(Layout dataset rows)
= = = = = = =

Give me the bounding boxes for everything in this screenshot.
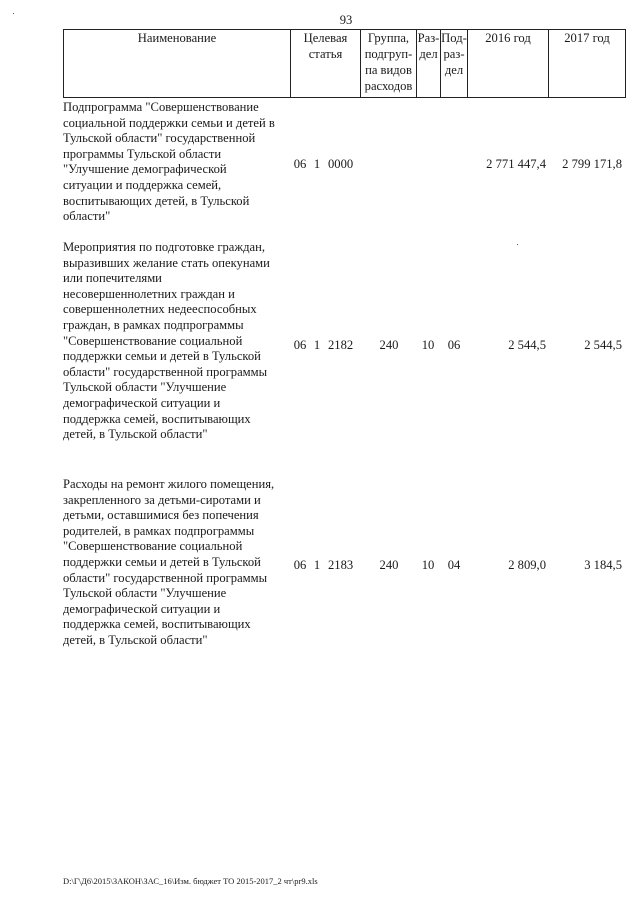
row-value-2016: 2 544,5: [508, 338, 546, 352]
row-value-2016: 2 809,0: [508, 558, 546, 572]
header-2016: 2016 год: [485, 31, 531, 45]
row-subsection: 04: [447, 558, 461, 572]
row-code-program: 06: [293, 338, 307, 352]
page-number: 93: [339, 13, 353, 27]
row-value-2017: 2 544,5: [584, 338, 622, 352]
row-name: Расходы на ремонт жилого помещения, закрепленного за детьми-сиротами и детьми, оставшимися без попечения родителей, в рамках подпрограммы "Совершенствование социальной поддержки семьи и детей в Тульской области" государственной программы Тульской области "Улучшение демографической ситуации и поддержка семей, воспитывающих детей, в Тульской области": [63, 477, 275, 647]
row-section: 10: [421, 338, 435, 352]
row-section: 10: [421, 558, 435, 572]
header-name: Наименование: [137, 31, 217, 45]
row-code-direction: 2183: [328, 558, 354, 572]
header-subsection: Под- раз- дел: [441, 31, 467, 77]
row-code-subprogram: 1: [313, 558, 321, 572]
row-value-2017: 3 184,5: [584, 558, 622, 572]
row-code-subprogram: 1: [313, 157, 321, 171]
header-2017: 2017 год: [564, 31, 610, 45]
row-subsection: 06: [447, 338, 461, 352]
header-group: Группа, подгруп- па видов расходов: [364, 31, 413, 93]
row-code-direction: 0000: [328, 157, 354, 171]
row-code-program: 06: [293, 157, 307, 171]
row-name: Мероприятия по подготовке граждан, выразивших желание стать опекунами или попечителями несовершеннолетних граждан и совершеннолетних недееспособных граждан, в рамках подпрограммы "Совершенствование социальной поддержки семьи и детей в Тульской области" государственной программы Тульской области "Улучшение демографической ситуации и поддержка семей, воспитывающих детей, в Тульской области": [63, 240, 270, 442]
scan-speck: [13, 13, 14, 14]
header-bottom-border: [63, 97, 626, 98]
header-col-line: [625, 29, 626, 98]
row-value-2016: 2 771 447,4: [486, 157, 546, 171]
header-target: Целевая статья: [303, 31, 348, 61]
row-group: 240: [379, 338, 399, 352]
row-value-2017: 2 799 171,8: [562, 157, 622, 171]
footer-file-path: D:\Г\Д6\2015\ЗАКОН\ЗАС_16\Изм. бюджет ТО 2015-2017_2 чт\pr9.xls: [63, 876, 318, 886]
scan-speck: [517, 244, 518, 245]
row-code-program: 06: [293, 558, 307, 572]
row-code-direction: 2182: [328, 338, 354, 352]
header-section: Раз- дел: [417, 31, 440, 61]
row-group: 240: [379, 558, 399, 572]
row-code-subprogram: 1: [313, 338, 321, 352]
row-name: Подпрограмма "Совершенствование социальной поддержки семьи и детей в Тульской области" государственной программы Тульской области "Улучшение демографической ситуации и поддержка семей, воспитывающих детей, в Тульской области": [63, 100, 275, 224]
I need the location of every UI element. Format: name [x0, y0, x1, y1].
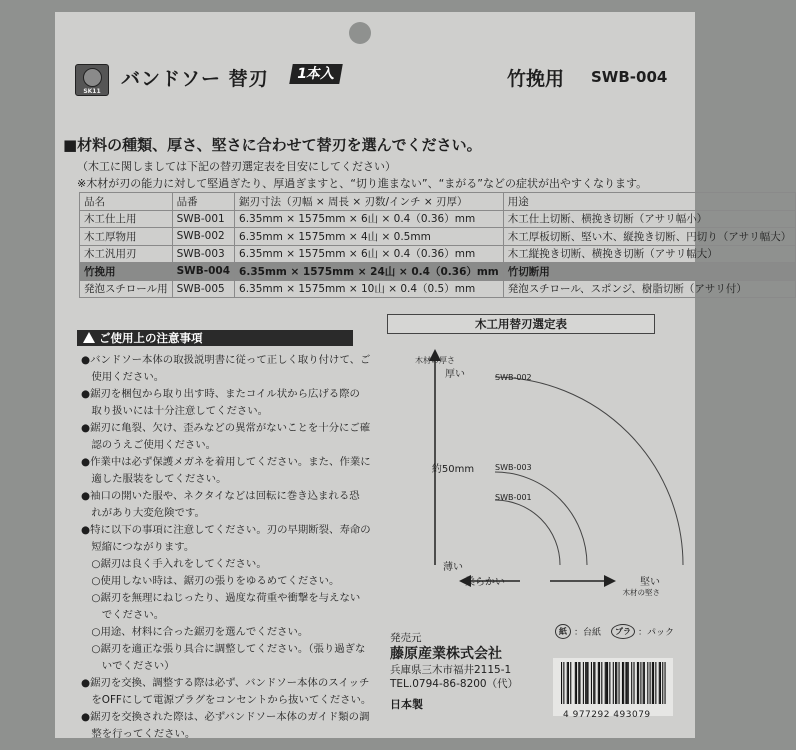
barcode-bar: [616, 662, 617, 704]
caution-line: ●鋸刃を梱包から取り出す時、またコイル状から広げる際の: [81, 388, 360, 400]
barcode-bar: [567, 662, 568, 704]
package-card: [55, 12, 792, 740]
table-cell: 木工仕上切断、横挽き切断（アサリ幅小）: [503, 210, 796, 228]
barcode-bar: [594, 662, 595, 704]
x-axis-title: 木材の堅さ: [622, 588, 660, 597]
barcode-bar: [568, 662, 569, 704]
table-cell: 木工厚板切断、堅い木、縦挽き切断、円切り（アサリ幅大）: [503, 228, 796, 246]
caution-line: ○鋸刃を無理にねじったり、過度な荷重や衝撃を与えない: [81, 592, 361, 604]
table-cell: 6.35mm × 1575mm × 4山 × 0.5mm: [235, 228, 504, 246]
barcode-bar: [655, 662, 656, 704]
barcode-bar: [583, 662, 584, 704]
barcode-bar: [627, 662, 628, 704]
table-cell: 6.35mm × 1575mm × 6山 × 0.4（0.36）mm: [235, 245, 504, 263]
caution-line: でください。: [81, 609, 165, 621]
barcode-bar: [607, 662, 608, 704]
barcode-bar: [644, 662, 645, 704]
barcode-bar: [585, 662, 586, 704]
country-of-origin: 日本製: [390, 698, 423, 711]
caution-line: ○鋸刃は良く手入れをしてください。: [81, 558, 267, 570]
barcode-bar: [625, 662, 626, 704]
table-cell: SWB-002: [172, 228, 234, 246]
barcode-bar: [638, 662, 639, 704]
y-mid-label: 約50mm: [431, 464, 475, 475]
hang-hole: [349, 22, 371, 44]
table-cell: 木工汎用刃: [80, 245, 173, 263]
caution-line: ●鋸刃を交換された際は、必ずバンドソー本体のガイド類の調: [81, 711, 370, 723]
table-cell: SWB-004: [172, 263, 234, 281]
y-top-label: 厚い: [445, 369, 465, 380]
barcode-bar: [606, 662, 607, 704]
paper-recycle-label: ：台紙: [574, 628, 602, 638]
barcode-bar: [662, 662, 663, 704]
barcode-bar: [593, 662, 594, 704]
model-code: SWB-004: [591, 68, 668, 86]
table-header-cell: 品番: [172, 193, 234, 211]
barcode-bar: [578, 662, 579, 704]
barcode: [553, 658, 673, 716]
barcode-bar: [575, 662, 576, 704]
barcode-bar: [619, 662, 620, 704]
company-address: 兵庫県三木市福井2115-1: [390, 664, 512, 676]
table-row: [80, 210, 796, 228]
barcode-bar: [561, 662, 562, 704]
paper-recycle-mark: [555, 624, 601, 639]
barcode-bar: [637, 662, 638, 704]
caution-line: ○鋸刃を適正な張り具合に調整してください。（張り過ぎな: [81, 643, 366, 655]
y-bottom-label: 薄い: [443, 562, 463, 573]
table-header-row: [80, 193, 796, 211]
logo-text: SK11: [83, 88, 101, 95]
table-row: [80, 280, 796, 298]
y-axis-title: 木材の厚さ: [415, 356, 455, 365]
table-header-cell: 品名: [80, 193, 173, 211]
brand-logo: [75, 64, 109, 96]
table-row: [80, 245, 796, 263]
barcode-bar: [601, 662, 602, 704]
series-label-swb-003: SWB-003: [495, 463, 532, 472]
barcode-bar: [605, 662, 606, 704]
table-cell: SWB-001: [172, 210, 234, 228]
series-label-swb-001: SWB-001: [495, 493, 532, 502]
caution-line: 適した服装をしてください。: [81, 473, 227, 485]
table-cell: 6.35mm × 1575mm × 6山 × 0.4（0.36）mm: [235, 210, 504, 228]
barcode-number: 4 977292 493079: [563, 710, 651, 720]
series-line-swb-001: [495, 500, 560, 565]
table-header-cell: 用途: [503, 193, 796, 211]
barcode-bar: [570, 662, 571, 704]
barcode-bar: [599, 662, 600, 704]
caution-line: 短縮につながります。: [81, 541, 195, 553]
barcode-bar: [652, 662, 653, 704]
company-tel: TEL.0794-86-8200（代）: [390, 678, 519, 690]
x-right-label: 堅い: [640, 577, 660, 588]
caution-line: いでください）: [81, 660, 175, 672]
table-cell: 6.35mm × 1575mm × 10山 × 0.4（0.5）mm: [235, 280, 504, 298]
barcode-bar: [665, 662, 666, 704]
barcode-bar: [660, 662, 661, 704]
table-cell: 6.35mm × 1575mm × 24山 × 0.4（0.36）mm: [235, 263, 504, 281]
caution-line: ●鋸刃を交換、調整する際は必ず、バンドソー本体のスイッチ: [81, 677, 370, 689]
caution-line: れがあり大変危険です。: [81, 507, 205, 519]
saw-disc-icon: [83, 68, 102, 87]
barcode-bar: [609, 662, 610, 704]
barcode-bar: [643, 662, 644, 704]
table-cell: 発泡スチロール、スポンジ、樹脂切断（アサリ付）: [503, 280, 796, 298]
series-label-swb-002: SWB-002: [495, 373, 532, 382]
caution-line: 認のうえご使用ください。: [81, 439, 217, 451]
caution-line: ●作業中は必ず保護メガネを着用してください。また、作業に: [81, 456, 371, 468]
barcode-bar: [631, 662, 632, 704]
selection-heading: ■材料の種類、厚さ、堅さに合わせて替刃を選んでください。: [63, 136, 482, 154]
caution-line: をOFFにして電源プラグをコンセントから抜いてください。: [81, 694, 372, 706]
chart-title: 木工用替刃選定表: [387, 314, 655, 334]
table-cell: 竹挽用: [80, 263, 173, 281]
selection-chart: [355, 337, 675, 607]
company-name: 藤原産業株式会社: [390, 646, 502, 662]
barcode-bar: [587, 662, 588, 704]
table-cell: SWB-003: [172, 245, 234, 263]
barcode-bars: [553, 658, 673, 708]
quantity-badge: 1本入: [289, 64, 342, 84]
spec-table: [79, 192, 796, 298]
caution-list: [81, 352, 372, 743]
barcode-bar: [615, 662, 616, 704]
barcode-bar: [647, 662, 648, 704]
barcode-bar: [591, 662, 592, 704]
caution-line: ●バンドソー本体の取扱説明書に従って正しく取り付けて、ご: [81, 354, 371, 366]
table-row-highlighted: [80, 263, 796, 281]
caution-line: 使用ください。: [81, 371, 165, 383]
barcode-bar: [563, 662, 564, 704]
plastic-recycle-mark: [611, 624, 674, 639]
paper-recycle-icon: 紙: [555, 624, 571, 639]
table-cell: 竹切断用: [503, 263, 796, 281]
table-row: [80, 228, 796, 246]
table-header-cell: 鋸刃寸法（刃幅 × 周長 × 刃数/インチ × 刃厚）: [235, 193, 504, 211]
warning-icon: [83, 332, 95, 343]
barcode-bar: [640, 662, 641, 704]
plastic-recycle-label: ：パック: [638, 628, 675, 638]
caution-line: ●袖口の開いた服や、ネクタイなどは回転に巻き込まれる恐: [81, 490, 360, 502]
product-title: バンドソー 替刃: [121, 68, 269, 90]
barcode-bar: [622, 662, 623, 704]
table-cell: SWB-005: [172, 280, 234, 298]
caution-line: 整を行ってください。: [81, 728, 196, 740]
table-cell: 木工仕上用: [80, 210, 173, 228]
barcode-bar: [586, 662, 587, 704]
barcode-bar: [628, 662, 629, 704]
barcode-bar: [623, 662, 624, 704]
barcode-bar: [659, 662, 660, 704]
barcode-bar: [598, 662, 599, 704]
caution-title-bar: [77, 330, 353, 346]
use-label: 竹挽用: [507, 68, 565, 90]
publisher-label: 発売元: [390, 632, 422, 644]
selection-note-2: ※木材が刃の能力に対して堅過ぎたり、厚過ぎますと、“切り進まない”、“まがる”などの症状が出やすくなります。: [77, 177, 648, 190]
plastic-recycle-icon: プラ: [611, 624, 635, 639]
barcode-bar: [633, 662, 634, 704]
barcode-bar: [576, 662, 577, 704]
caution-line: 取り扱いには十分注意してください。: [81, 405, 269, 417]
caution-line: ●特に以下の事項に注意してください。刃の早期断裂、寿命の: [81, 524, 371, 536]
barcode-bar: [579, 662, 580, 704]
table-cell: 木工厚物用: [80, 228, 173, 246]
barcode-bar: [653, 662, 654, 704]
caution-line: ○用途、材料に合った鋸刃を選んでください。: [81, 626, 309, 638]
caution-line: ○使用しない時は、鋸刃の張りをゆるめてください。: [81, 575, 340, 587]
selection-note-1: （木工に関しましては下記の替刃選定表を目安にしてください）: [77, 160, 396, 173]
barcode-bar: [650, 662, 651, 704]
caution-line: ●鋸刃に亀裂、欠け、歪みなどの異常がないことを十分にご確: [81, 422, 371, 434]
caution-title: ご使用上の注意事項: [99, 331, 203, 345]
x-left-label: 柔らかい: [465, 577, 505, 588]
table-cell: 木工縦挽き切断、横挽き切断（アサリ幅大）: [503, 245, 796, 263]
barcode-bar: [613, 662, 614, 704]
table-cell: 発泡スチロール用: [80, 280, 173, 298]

= = = = = = =

Your task: Can you echo back, unchanged, the rows starting with the one that contains "barcode-bar: [616, 662, 617, 704]" and ending with the one that contains "country-of-origin: 日本製: [390, 698, 423, 711]", including both of those rows?

Correct output:
barcode-bar: [616, 662, 617, 704]
caution-line: ●鋸刃を梱包から取り出す時、またコイル状から広げる際の: [81, 388, 360, 400]
barcode-bar: [567, 662, 568, 704]
package-card: [55, 12, 792, 740]
table-cell: 木工仕上切断、横挽き切断（アサリ幅小）: [503, 210, 796, 228]
barcode-bar: [594, 662, 595, 704]
x-axis-title: 木材の堅さ: [622, 588, 660, 597]
barcode-bar: [568, 662, 569, 704]
table-cell: 木工厚板切断、堅い木、縦挽き切断、円切り（アサリ幅大）: [503, 228, 796, 246]
caution-line: ○鋸刃を無理にねじったり、過度な荷重や衝撃を与えない: [81, 592, 361, 604]
table-cell: 6.35mm × 1575mm × 4山 × 0.5mm: [235, 228, 504, 246]
barcode-bar: [655, 662, 656, 704]
barcode-bar: [583, 662, 584, 704]
barcode-bar: [627, 662, 628, 704]
table-cell: 6.35mm × 1575mm × 6山 × 0.4（0.36）mm: [235, 245, 504, 263]
caution-line: でください。: [81, 609, 165, 621]
barcode-bar: [607, 662, 608, 704]
barcode-bar: [644, 662, 645, 704]
barcode-bar: [585, 662, 586, 704]
country-of-origin: 日本製: [390, 698, 423, 711]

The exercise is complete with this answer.